__PROBLEM__:
Check each statement against the WebRTC article and answer yes or no, quoting the words from it that decide the matter: (a) the server carries the actual media streams between the browsers; (b) the article names three core APIs; (c) the signaling server has to use WebSocket.

__SOURCE TEXT__:
I've spent years working on video conferencing platforms, and nothing frustrates me more than watching developers treat WebRTC like black magic. It's not. It's just poorly explained.
Let me fix that.
The Mental Model You Actually Need
WebRTC lets browsers talk directly to each other—video, audio, and arbitrary data—without routing everything through your server. That last part is crucial. Your server is still involved, but only for coordination, not for the actual media streams.
Think of it like introducing two people at a party:
- You (the server) help them find each other
- You facilitate the initial handshake
- Then you step away and let them have a conversation
That "stepping away" is what makes WebRTC special. Your server bandwidth doesn't scale with video resolution or participant count. The browsers handle it peer-to-peer.
The Core APIs (There Are Really Just Three)
Everything in WebRTC revolves around these three pieces:
// 1. RTCPeerConnection - The actual connection
const peerConnection = new RTCPeerConnection(config);
// 2. MediaStream - Video/audio from camera or screen
const stream = await navigator.mediaDevices.getUserMedia({
video: true,
audio: true
});
// 3. RTCDataChannel - Arbitrary data (games, files, whatever)
const dataChannel = peerConnection.createDataChannel("chat");That's it. Everything else is just configuration and event handling.
The Signaling Dance (Where Everyone Gets Confused)
Here's where WebRTC articles usually lose people. The connection setup requires exchanging "offers" and "answers" between peers, plus ICE candidates. Everyone overcomplicates this.
Here's the flow, simplified:
// PEER A (the caller)
async function callPeer() {
const pc = new RTCPeerConnection(iceServers);
// Add your local stream
const stream = await navigator.mediaDevices.getUserMedia({ video: true, audio: true });
stream.getTracks().forEach(track => pc.addTrack(track, stream));
// Create offer and set it locally
const offer = await pc.createOffer();
await pc.setLocalDescription(offer);
// Send this offer to Peer B via your signaling server
signalingServer.send({ type: 'offer', sdp: offer.sdp });
// Listen for ICE candidates and send them too
pc.onicecandidate = (event) => {
if (event.candidate) {
signalingServer.send({ type: 'ice', candidate: event.candidate });
}
};
// When you receive the answer, set it
signalingServer.onmessage = async (msg) => {
if (msg.type === 'answer') {
await pc.setRemoteDescription({ type: 'answer', sdp: msg.sdp });
}
if (msg.type === 'ice') {
await pc.addIceCandidate(msg.candidate);
}
};
// When remote stream arrives
pc.ontrack = (event) => {
remoteVideo.srcObject = event.streams[0];
};
}// PEER B (receiving the call)
async function answerCall(offer) {
const pc = new RTCPeerConnection(iceServers);
// Add your local stream
const stream = await navigator.mediaDevices.getUserMedia({ video: true, audio: true });
stream.getTracks().forEach(track => pc.addTrack(track, stream));
// Set the received offer
await pc.setRemoteDescription({ type: 'offer', sdp: offer.sdp });
// Create and send answer
const answer = await pc.createAnswer();
await pc.setLocalDescription(answer);
signalingServer.send({ type: 'answer', sdp: answer.sdp });
// Same ICE handling as Peer A
pc.onicecandidate = (event) => {
if (event.candidate) {
signalingServer.send({ type: 'ice', candidate: event.candidate });
}
};
pc.ontrack = (event) => {
remoteVideo.srcObject = event.streams[0];
};
}The signaling server can be anything—WebSocket, Firebase, even HTTP polling if you hate yourself. It just needs to pass messages between the two peers.

__DATASET EXCERPTS__:
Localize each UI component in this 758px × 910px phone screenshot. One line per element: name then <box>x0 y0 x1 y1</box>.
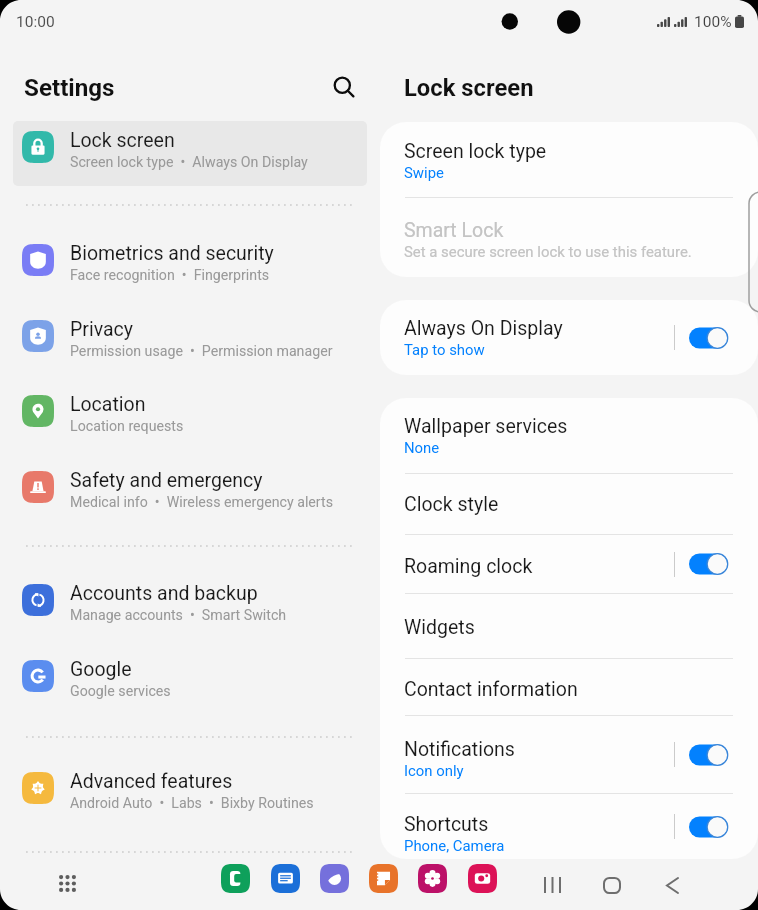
button[interactable]: Accounts and backup <box>13 574 367 639</box>
button[interactable]: Location <box>13 385 367 450</box>
staticText: None <box>404 439 440 456</box>
staticText: Screen lock type • Always On Display <box>70 154 308 171</box>
staticText: Wallpaper services <box>404 415 568 438</box>
button[interactable]: Home <box>596 869 628 901</box>
staticText: Clock style <box>404 493 499 516</box>
button[interactable] <box>689 816 728 838</box>
button[interactable]: gallery <box>418 864 447 893</box>
staticText: 100% <box>694 13 732 31</box>
button[interactable]: Lock screen <box>13 121 367 186</box>
staticText: Screen lock type <box>404 140 547 163</box>
staticText: Location requests <box>70 418 184 435</box>
staticText: Permission usage • Permission manager <box>70 343 333 360</box>
staticText: Contact information <box>404 678 578 701</box>
staticText: Advanced features <box>70 770 233 793</box>
staticText: Lock screen <box>404 74 534 102</box>
button[interactable]: Contact information <box>380 659 758 715</box>
button[interactable]: Biometrics and security <box>13 234 367 299</box>
staticText: Phone, Camera <box>404 837 505 854</box>
button[interactable]: phone <box>221 864 250 893</box>
staticText: Set a secure screen lock to use this fea… <box>404 243 692 260</box>
staticText: Shortcuts <box>404 813 489 836</box>
button[interactable]: internet <box>320 864 349 893</box>
button[interactable]: Wallpaper services <box>380 398 758 473</box>
button[interactable] <box>689 327 728 349</box>
button[interactable]: Roaming clock <box>380 535 758 593</box>
button[interactable]: Back <box>656 869 688 901</box>
staticText: Android Auto • Labs • Bixby Routines <box>70 795 314 812</box>
staticText: Swipe <box>404 164 444 181</box>
staticText: Settings <box>24 74 115 102</box>
button[interactable] <box>689 553 728 575</box>
button[interactable]: Notifications <box>380 716 758 793</box>
button[interactable]: Clock style <box>380 474 758 534</box>
button[interactable]: Apps <box>51 867 83 899</box>
staticText: Manage accounts • Smart Switch <box>70 607 287 624</box>
staticText: Safety and emergency <box>70 469 263 492</box>
button[interactable]: Advanced features <box>13 762 367 827</box>
button[interactable]: Safety and emergency <box>13 461 367 526</box>
staticText: Lock screen <box>70 129 175 152</box>
staticText: Privacy <box>70 318 133 341</box>
staticText: Smart Lock <box>404 219 504 242</box>
staticText: Google <box>70 658 132 681</box>
button[interactable]: Always On Display <box>380 300 758 375</box>
button[interactable]: Smart Lock <box>380 198 758 277</box>
staticText: Icon only <box>404 762 464 779</box>
staticText: 10:00 <box>16 13 55 31</box>
button[interactable]: Screen lock type <box>380 122 758 197</box>
staticText: Medical info • Wireless emergency alerts <box>70 494 333 511</box>
button[interactable]: messages <box>271 864 300 893</box>
button[interactable]: Widgets <box>380 594 758 658</box>
button[interactable]: notes <box>369 864 398 893</box>
staticText: Biometrics and security <box>70 242 274 265</box>
staticText: Always On Display <box>404 317 563 340</box>
button[interactable]: Shortcuts <box>380 794 758 859</box>
staticText: Google services <box>70 683 171 700</box>
staticText: Accounts and backup <box>70 582 258 605</box>
staticText: Face recognition • Fingerprints <box>70 267 270 284</box>
button[interactable] <box>689 744 728 766</box>
staticText: Location <box>70 393 146 416</box>
button[interactable]: Privacy <box>13 310 367 375</box>
button[interactable]: Google <box>13 650 367 715</box>
staticText: Roaming clock <box>404 555 533 578</box>
staticText: Notifications <box>404 738 515 761</box>
staticText: Tap to show <box>404 341 485 358</box>
button[interactable]: camera <box>468 864 497 893</box>
button[interactable]: Search <box>326 69 362 105</box>
button[interactable]: Recents <box>536 869 568 901</box>
staticText: Widgets <box>404 616 475 639</box>
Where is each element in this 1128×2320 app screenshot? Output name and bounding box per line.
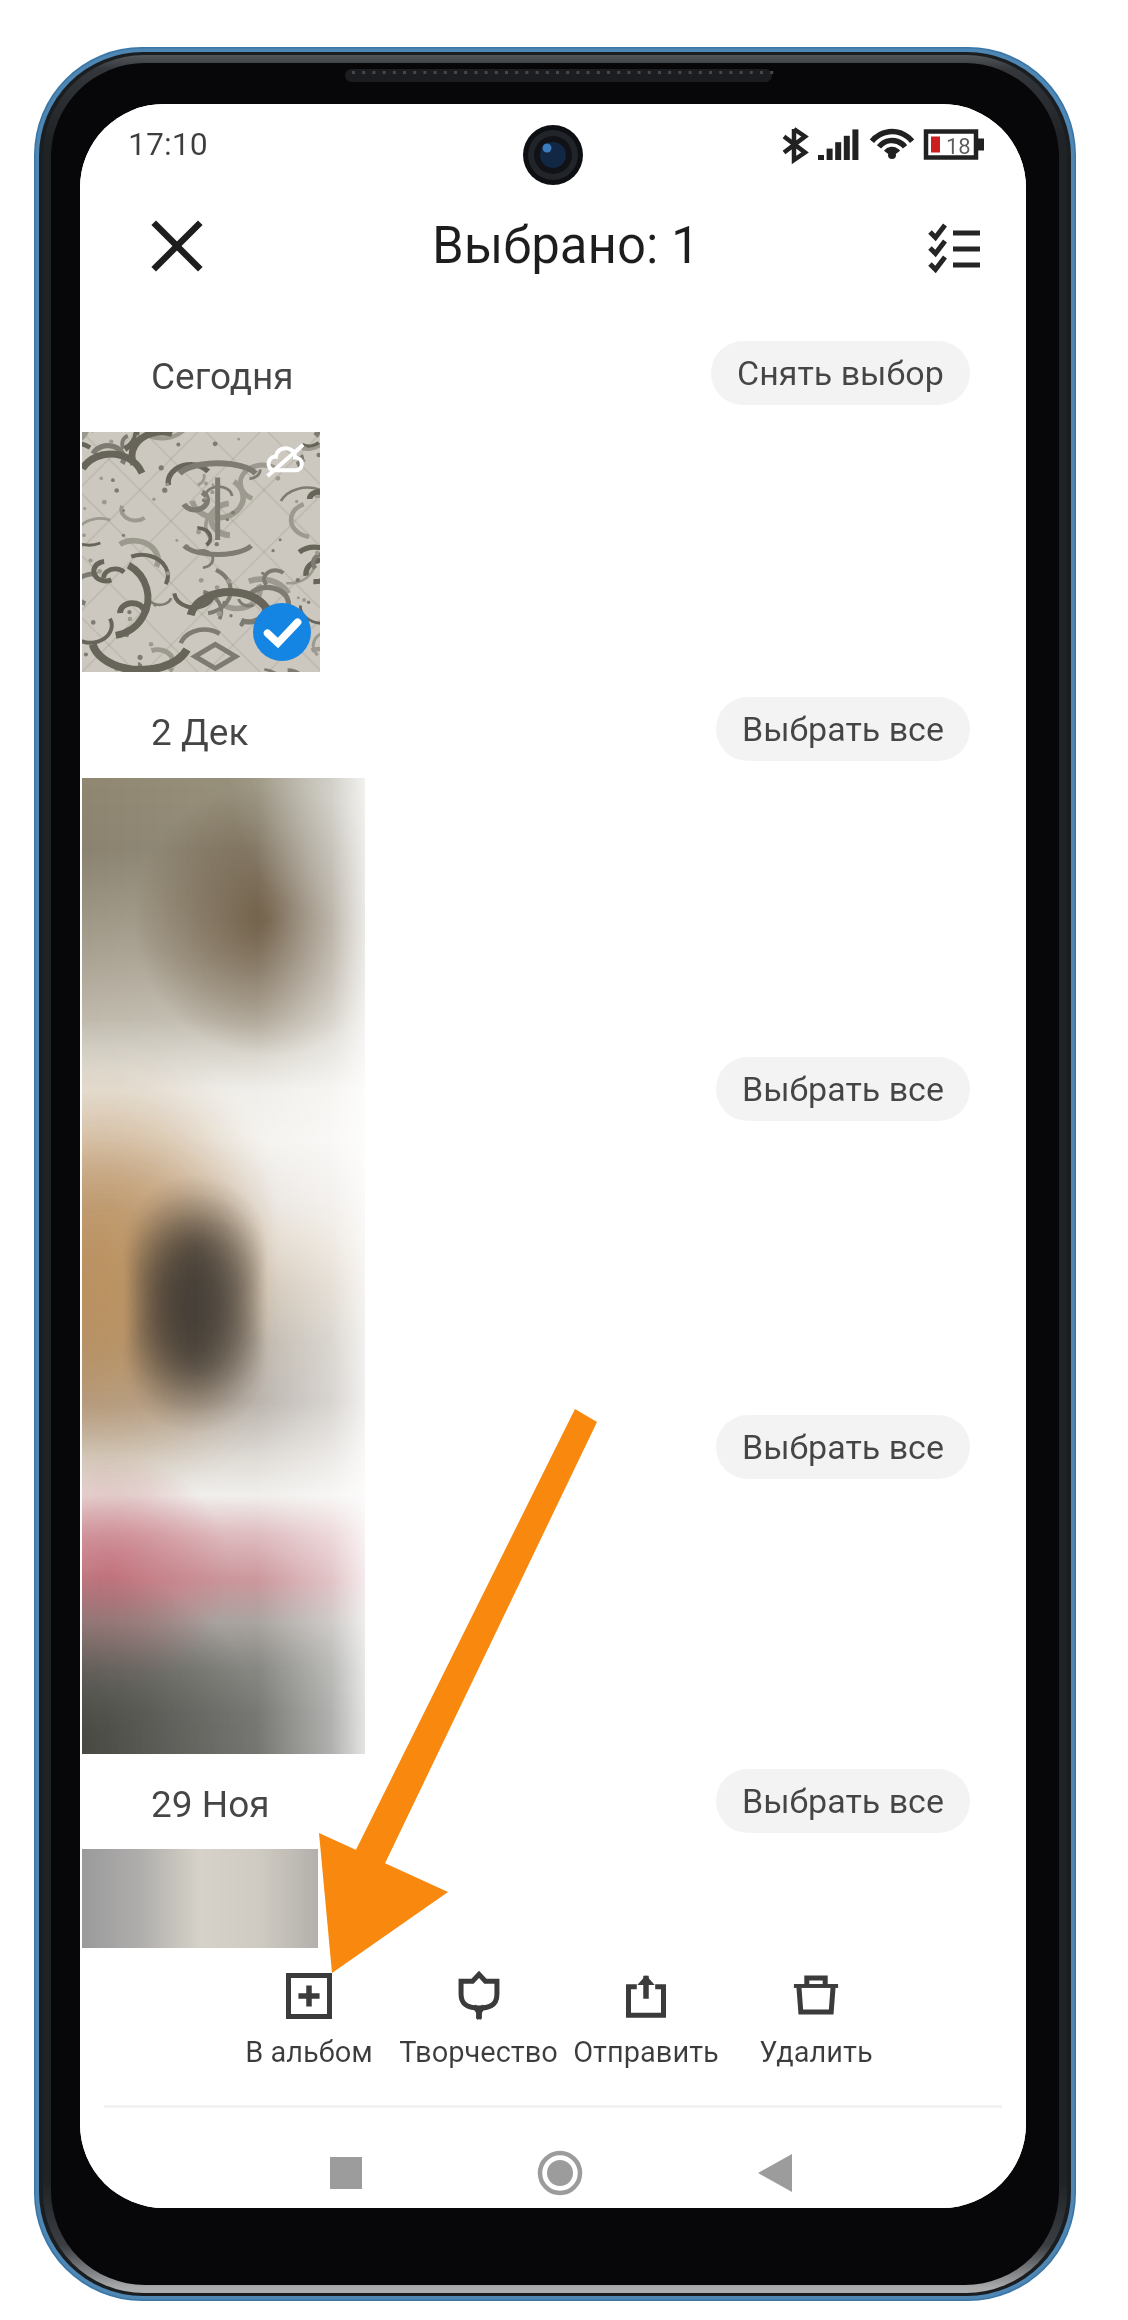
staticText: Сегодня [151, 355, 294, 398]
button[interactable]: Снять выбор [711, 341, 970, 405]
staticText: Удалить [759, 2035, 873, 2069]
button[interactable]: Назад [735, 2133, 815, 2208]
button[interactable]: Выбрать все [716, 697, 970, 761]
button[interactable]: Отправить [551, 1959, 741, 2093]
staticText: Снять выбор [737, 353, 944, 393]
staticText: Творчество [399, 2035, 558, 2069]
button[interactable]: Выбрать все [716, 1057, 970, 1121]
staticText: 2 Дек [151, 711, 249, 754]
button[interactable]: Выбрать все [716, 1769, 970, 1833]
staticText: 18 [946, 134, 971, 160]
button[interactable] [82, 1849, 318, 1948]
button[interactable]: Главный экран [520, 2133, 600, 2208]
button[interactable] [82, 778, 365, 1754]
button[interactable]: Закрыть [139, 208, 215, 284]
staticText: Отправить [573, 2035, 719, 2069]
button[interactable]: В альбом [214, 1959, 404, 2093]
button[interactable]: Удалить [721, 1959, 911, 2093]
button[interactable]: Режим выбора [917, 207, 993, 283]
staticText: 29 Ноя [151, 1783, 270, 1826]
button[interactable]: Творчество [383, 1959, 573, 2093]
staticText: 17:10 [128, 125, 208, 163]
staticText: Выбрано: 1 [432, 216, 700, 276]
staticText: Выбрать все [742, 1781, 944, 1821]
button[interactable] [82, 432, 320, 672]
staticText: Выбрать все [742, 709, 944, 749]
staticText: Выбрать все [742, 1069, 944, 1109]
button[interactable]: Выбрать все [716, 1415, 970, 1479]
staticText: Выбрать все [742, 1427, 944, 1467]
staticText: В альбом [245, 2035, 373, 2069]
button[interactable]: Недавние приложения [306, 2133, 386, 2208]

__FINAL RESULT__:
(a) No: "Your server is still involved, but only for coordination, not for the actual media streams."
(b) Yes: "Everything in WebRTC revolves around these three pieces:"
(c) No: "The signaling server can be anything—WebSocket, Firebase, even HTTP polling if you hate yourself."